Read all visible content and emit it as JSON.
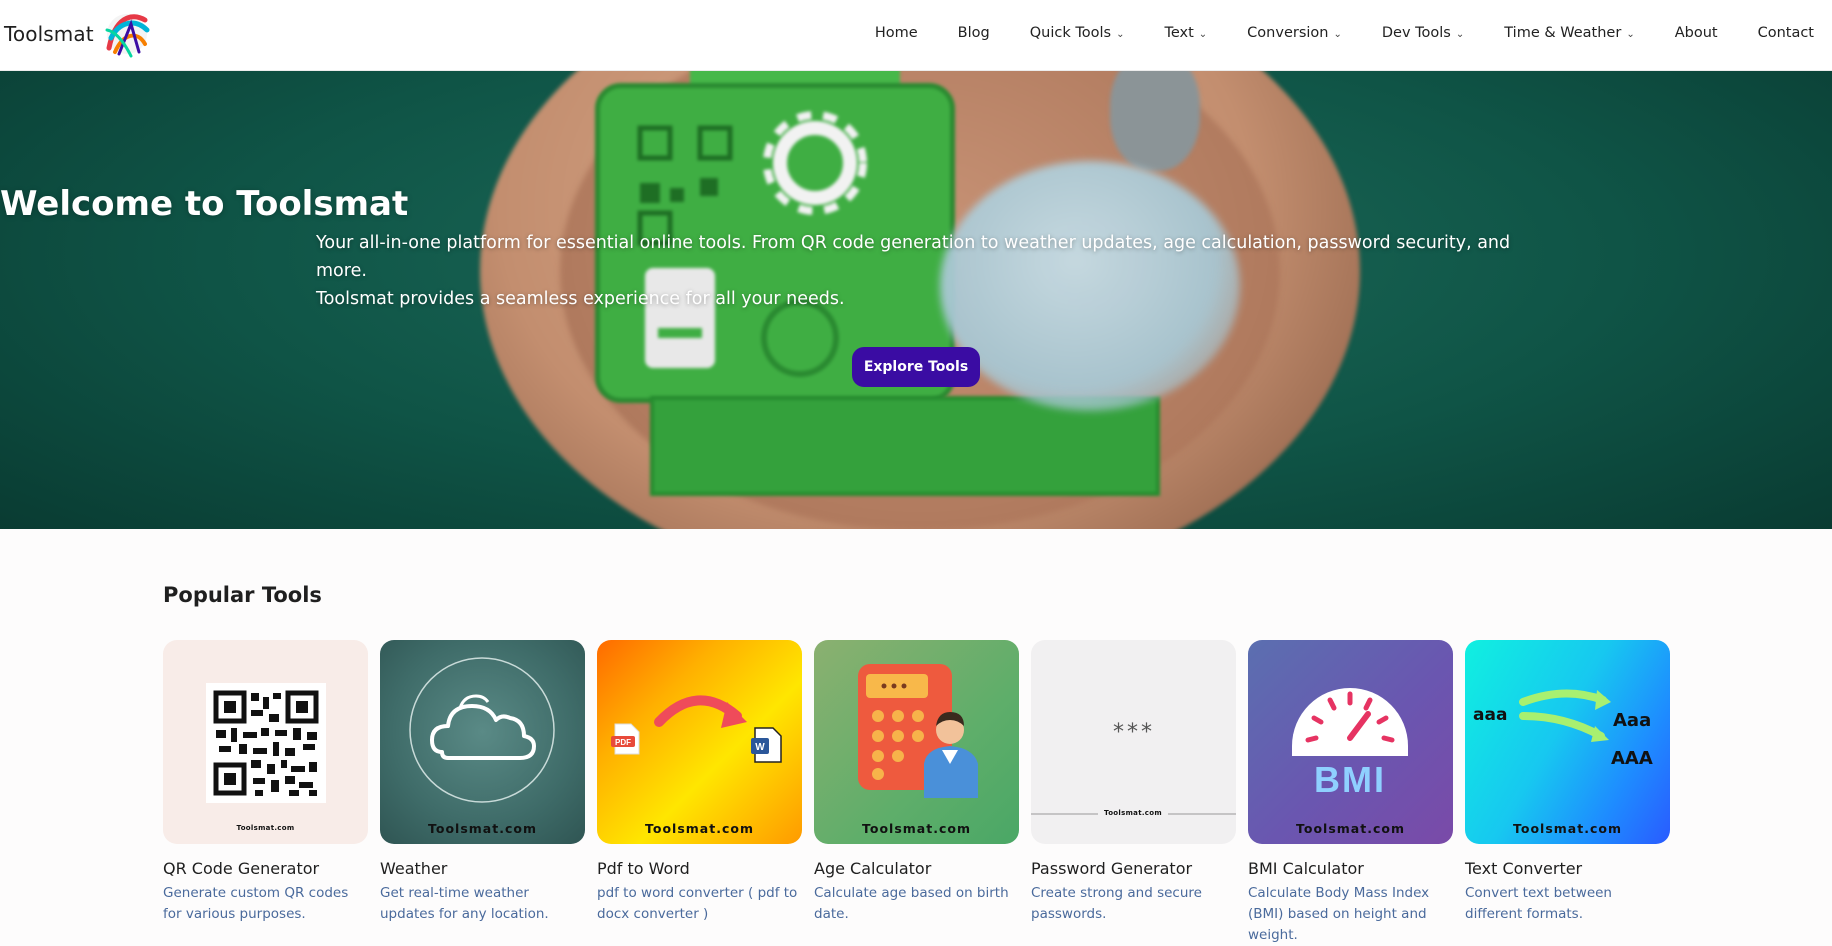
{
  "brand": {
    "name": "Toolsmat",
    "logo_icon": "toolsmat-logo-icon"
  },
  "nav": {
    "items": [
      {
        "label": "Home",
        "dropdown": false
      },
      {
        "label": "Blog",
        "dropdown": false
      },
      {
        "label": "Quick Tools",
        "dropdown": true
      },
      {
        "label": "Text",
        "dropdown": true
      },
      {
        "label": "Conversion",
        "dropdown": true
      },
      {
        "label": "Dev Tools",
        "dropdown": true
      },
      {
        "label": "Time & Weather",
        "dropdown": true
      },
      {
        "label": "About",
        "dropdown": false
      },
      {
        "label": "Contact",
        "dropdown": false
      }
    ],
    "caret_icon": "chevron-down-icon"
  },
  "hero": {
    "title": "Welcome to Toolsmat",
    "subtitle_line1": "Your all-in-one platform for essential online tools. From QR code generation to weather updates, age calculation, password security, and more.",
    "subtitle_line2": "Toolsmat provides a seamless experience for all your needs.",
    "button_label": "Explore Tools"
  },
  "popular": {
    "title": "Popular Tools",
    "watermark": "Toolsmat.com",
    "tools": [
      {
        "name": "QR Code Generator",
        "description": "Generate custom QR codes for various purposes.",
        "icon": "qr-code-icon"
      },
      {
        "name": "Weather",
        "description": "Get real-time weather updates for any location.",
        "icon": "cloud-icon"
      },
      {
        "name": "Pdf to Word",
        "description": "pdf to word converter ( pdf to docx converter )",
        "icon": "pdf-to-word-icon",
        "pdf_badge": "PDF",
        "word_badge": "W"
      },
      {
        "name": "Age Calculator",
        "description": "Calculate age based on birth date.",
        "icon": "calculator-icon"
      },
      {
        "name": "Password Generator",
        "description": "Create strong and secure passwords.",
        "icon": "password-icon",
        "mask": "***"
      },
      {
        "name": "BMI Calculator",
        "description": "Calculate Body Mass Index (BMI) based on height and weight.",
        "icon": "bmi-gauge-icon",
        "badge": "BMI"
      },
      {
        "name": "Text Converter",
        "description": "Convert text between different formats.",
        "icon": "text-case-icon",
        "samples": [
          "aaa",
          "Aaa",
          "AAA"
        ]
      }
    ]
  },
  "colors": {
    "accent_button": "#3a0ca3",
    "description_text": "#4a6a9c",
    "hero_green": "#0f5446"
  }
}
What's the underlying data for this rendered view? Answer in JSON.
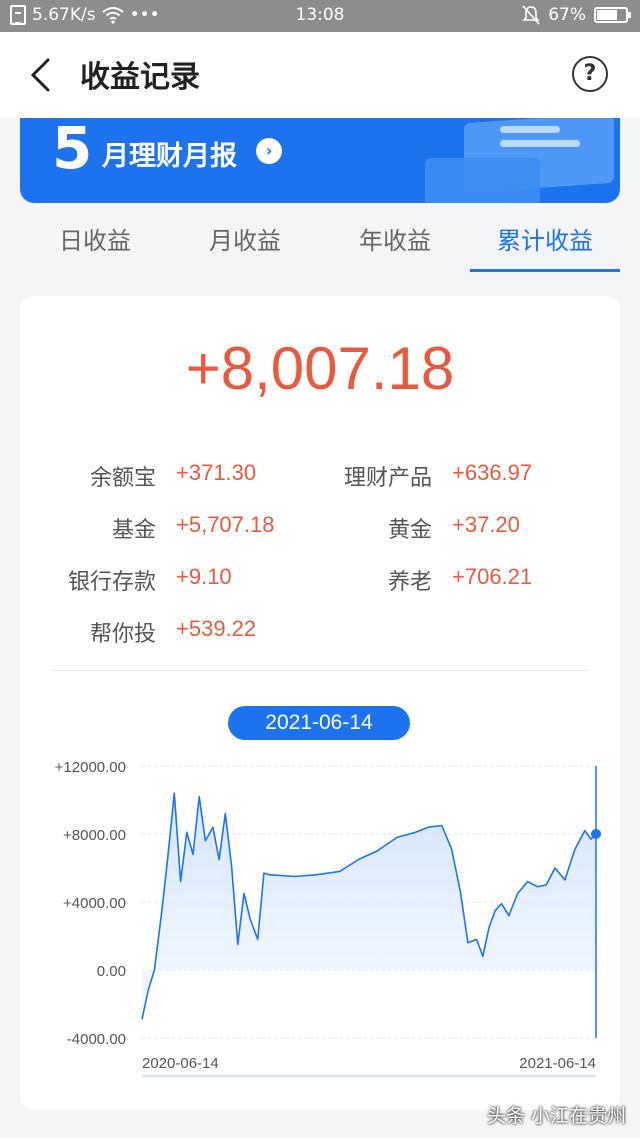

##########

:: Short exercise ::
Scan the listing above for the word "JSON" and show each line where it is found.

:: Finished exercise ::
Read all visible content and emit it as JSON.
What's the underlying data for this rendered view? Answer in JSON.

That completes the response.